* [Data to process]
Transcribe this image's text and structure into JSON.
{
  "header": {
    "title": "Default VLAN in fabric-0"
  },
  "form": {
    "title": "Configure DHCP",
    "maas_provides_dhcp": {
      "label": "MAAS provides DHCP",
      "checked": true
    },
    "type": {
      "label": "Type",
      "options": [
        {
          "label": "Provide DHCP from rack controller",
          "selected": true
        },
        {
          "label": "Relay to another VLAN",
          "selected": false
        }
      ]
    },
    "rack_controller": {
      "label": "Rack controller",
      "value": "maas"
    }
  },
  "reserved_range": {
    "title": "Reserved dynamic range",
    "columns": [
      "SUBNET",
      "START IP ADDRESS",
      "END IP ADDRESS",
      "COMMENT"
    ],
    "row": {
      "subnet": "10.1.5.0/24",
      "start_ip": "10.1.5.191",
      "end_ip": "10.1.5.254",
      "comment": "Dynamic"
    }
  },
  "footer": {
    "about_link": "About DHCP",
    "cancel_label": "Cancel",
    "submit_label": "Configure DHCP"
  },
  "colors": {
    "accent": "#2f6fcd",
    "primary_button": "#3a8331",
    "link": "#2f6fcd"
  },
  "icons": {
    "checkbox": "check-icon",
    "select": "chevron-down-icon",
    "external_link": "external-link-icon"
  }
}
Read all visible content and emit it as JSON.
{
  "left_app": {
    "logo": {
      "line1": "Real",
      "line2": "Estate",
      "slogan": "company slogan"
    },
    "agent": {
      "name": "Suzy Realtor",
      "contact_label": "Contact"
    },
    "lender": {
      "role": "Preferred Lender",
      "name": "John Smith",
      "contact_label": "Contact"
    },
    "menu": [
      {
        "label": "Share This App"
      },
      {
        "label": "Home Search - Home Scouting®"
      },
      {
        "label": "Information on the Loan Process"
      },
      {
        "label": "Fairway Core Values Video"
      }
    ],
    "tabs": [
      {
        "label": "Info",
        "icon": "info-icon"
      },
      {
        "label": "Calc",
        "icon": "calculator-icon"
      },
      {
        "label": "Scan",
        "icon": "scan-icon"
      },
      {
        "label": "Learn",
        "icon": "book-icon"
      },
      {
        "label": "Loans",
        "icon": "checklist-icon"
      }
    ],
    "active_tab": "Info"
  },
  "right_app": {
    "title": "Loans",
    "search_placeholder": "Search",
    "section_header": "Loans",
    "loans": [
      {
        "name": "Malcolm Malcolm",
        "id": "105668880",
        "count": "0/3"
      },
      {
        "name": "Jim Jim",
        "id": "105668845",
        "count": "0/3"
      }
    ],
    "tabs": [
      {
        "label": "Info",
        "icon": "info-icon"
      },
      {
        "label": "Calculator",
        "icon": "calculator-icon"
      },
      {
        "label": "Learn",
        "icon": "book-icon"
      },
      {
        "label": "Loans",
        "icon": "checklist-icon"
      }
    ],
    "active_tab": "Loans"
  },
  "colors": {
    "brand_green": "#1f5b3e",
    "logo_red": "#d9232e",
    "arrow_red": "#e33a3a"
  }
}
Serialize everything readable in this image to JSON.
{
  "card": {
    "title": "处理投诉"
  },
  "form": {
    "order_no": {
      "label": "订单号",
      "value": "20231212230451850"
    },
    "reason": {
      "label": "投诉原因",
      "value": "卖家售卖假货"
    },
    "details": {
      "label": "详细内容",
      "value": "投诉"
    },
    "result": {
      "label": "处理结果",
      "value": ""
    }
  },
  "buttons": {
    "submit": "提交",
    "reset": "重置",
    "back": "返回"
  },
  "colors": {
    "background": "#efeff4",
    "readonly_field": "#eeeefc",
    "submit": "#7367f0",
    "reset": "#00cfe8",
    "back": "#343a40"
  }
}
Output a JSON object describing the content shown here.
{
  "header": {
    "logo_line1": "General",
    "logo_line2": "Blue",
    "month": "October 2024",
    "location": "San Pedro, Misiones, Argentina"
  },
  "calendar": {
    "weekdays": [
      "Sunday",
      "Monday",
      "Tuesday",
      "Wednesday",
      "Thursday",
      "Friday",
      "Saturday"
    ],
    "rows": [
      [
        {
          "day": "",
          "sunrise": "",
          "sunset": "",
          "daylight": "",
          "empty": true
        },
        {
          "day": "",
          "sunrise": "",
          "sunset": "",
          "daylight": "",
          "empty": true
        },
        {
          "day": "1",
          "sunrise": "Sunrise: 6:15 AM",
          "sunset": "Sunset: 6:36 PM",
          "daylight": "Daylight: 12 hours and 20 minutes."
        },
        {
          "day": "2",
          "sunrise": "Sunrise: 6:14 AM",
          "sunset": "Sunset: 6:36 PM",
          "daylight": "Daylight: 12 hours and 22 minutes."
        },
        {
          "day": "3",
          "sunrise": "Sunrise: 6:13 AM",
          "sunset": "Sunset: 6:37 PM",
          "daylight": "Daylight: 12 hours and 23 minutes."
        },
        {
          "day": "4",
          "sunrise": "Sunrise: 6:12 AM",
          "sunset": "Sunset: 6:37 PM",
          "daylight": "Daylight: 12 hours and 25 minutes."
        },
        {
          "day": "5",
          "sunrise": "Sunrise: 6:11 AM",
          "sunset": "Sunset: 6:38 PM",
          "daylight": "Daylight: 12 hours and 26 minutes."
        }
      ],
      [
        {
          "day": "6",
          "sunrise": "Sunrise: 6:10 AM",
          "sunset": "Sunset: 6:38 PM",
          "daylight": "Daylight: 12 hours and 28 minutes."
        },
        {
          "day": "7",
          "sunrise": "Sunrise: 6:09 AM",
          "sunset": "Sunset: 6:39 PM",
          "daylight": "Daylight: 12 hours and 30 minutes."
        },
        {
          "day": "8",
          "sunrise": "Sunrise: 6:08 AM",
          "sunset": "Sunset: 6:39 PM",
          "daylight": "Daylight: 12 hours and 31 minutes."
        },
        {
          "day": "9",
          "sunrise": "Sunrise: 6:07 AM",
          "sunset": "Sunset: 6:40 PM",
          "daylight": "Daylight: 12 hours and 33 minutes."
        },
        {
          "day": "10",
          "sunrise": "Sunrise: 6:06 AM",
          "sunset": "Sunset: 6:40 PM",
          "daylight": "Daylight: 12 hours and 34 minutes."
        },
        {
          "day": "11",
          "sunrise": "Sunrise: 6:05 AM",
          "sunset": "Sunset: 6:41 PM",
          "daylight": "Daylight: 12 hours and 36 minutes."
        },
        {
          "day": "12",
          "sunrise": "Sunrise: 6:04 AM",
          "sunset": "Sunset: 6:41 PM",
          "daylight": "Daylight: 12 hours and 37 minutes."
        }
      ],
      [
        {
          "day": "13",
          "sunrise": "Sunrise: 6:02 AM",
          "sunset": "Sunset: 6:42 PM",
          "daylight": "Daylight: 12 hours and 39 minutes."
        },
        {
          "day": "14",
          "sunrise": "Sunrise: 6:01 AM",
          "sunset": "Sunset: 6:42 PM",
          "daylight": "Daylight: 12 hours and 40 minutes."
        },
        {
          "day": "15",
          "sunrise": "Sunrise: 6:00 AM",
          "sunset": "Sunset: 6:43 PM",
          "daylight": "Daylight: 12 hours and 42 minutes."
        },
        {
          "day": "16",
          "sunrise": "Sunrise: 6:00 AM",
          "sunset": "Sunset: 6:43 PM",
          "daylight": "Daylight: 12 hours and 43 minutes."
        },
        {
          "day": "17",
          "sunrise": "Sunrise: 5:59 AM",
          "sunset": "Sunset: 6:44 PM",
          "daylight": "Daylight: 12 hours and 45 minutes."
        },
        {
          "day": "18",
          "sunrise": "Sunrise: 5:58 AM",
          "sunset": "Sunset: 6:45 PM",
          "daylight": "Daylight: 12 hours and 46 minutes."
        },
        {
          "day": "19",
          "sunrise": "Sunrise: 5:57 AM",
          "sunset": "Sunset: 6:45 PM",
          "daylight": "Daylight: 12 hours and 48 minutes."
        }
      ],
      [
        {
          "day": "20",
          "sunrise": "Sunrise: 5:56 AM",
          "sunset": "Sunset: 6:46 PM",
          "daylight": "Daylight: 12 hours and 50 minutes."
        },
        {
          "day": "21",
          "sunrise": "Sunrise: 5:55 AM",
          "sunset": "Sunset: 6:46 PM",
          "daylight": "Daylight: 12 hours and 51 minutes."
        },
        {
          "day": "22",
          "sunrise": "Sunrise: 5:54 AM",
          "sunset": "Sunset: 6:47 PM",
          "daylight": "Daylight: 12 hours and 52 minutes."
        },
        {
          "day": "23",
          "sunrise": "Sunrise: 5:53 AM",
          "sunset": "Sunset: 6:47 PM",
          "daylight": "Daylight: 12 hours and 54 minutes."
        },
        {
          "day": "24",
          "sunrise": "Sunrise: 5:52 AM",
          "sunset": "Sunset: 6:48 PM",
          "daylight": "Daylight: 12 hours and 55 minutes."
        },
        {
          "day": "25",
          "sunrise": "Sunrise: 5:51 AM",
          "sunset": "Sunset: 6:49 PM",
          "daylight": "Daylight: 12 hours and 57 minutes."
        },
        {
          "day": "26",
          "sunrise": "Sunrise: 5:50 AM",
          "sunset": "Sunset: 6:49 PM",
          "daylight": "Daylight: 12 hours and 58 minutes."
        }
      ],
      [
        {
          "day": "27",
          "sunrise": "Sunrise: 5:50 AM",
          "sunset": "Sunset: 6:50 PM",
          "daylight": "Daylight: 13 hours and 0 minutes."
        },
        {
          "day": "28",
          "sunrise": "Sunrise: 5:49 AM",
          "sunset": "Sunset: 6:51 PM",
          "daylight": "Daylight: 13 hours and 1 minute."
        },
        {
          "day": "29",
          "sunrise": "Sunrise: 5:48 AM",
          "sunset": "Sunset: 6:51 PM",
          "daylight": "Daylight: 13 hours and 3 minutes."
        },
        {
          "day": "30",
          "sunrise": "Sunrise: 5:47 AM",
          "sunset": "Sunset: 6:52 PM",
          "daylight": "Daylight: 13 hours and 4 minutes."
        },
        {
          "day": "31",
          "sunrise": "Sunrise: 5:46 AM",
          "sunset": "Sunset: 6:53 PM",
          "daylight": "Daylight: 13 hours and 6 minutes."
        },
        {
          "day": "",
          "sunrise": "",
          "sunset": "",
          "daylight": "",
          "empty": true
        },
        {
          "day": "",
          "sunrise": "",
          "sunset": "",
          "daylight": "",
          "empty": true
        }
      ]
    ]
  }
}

* [What is required] Go through the records and gather the lines that hold "Configure".

* [Solved exercise]
    "title": "Configure DHCP",
    "submit_label": "Configure DHCP"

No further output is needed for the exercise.